- [Questions on the material]
a) Return the passage of the LiDAR classification abstract starting with "- Instituto Geográfico" and going on through "bridges and hydrography.", word for word.
b) Resume the LiDAR classification abstract after its final sentence.

AUTOMATIC CLASSIFICATION OF BRIDGES AND CONTINENTAL WATER BODIES FROM 3D POINT CLOUDS (AERIAL LIDAR)
- Instituto Geográfico Nacional, Calle del General Ibáñez de Ibero, 3, 28003, Madrid, Spain
Keywords: 3D Point Cloud, LiDAR, pattern recognition, automatic classification, hydrography, bridges
Abstract. The use of algorithms for automatic classification of aerial laser scanner 3D Point Clouds is the main process that improves its thematic quality. The main objectives of using 3D Point Clouds are the description of the surface and the detection of objects. The aim of this proposal for bridge and water detection algorithms is to increase the range and accuracy of the classification parameters of these products obtained with LiDAR technologies. With this methodology, the Digital Elevation Models (DEM) quality is improved and they are obtained by automated models of bridges and hydrography.

(Dataset entries)

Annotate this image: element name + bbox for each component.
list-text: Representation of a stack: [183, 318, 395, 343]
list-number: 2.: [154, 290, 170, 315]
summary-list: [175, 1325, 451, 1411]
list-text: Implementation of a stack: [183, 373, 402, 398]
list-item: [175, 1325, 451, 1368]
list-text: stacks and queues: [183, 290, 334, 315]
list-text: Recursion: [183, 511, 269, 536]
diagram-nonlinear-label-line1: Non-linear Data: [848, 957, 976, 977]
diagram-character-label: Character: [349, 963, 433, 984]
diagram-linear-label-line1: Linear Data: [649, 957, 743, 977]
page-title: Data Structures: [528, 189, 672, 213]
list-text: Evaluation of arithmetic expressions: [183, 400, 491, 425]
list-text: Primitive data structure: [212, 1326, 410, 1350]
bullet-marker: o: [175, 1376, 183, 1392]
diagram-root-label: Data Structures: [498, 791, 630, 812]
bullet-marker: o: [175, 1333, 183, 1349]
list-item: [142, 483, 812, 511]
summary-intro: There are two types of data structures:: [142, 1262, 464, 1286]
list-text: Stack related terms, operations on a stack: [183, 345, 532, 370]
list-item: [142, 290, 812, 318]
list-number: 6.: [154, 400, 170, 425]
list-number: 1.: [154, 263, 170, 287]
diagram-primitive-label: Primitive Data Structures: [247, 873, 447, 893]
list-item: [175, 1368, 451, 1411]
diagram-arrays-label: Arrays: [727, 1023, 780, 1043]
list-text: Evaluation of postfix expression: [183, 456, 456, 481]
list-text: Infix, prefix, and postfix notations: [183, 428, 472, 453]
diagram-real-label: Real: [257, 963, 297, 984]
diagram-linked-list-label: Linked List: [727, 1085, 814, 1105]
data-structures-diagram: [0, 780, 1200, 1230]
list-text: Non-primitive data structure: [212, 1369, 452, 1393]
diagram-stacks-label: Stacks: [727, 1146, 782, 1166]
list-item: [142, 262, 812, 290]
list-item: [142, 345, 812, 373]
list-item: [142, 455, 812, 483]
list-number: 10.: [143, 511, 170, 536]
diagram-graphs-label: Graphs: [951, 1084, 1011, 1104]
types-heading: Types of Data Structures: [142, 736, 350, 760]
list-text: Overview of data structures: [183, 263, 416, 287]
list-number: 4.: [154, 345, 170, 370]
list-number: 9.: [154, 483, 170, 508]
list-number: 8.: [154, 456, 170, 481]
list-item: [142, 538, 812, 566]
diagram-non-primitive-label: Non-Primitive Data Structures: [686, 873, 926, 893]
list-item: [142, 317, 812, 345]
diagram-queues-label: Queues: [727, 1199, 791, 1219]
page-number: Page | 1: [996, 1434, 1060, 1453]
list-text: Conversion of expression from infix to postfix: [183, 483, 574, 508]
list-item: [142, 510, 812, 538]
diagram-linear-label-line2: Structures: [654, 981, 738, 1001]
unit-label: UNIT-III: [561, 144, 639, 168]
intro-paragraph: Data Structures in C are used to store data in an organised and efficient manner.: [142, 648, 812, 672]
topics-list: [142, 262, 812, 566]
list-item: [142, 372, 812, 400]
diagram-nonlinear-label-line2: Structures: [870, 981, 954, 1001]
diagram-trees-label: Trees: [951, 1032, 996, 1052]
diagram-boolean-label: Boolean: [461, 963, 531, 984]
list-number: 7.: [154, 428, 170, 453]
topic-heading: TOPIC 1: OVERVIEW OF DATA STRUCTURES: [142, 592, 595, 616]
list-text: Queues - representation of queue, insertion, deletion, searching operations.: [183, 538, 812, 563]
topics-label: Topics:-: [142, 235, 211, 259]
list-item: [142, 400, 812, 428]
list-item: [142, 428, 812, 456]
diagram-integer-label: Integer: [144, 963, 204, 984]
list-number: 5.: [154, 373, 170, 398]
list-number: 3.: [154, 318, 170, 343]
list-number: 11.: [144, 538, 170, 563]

- [Responses per task]
a)
- Instituto Geográfico Nacional, Calle del General Ibáñez de Ibero, 3, 28003, Madrid, Spain
Keywords: 3D Point Cloud, LiDAR, pattern recognition, automatic classification, hydrography, bridges
Abstract. The use of algorithms for automatic classification of aerial laser scanner 3D Point Clouds is the main process that improves its thematic quality. The main objectives of using 3D Point Clouds are the description of the surface and the detection of objects. The aim of this proposal for bridge and water detection algorithms is to increase the range and accuracy of the classification parameters of these products obtained with LiDAR technologies. With this methodology, the Digital Elevation Models (DEM) quality is improved and they are obtained by automated models of bridges and hydrography.

b)
This paper describes a methodology to detect and classify bridges and continental water bodies in points using the properties of LiDAR technology such as radiometric and geometric variables implementing indexes like NDVI, NDWI or NFC. In addition, the Network of Roads and Hydrographic models in Spain are used to reduce the area of interest and errors. Part of the province of Teruel (Spain) has been used as study area.